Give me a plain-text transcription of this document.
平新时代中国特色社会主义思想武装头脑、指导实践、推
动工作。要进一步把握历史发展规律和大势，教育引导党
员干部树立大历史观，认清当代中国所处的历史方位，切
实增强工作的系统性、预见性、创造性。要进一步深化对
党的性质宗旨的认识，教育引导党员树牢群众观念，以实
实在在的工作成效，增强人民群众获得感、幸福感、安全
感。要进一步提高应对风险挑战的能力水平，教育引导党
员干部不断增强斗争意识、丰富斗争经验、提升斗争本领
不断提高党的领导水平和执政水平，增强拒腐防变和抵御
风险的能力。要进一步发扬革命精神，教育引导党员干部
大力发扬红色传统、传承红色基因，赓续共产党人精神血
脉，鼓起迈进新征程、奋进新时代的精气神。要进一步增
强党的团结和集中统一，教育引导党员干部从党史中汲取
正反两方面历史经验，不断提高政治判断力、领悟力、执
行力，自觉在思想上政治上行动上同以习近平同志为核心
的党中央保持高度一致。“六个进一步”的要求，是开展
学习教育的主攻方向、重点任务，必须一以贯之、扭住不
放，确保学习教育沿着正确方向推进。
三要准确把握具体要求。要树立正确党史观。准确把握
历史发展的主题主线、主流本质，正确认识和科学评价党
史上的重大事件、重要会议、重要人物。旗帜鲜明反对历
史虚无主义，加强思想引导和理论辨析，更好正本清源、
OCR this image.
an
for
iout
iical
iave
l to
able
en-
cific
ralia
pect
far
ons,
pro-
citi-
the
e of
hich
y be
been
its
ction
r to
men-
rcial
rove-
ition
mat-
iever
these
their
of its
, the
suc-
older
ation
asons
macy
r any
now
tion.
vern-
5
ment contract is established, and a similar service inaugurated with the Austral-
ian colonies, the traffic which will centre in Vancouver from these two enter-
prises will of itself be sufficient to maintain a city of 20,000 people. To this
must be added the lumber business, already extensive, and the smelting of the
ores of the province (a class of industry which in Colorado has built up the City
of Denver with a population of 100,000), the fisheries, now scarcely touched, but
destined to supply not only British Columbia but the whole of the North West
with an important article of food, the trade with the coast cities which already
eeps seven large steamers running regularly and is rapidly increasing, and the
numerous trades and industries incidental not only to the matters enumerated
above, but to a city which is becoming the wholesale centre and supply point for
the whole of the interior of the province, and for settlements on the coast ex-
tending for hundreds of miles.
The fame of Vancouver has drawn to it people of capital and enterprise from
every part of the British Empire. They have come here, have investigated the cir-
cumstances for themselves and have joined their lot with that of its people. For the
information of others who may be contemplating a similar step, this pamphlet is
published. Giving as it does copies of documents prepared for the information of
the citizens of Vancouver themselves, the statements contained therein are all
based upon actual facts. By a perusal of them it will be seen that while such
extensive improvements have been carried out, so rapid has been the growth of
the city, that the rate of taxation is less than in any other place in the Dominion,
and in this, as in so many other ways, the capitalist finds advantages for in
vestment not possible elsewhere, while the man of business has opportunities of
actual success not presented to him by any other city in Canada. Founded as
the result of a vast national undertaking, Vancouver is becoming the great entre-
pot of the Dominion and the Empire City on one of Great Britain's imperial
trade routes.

__What to do__: Copy each line of the records that contains the word "British".

__Result of this task__:
destined to supply not only British Columbia but the whole of the North West
every part of the British Empire. They have come here, have investigated the cir-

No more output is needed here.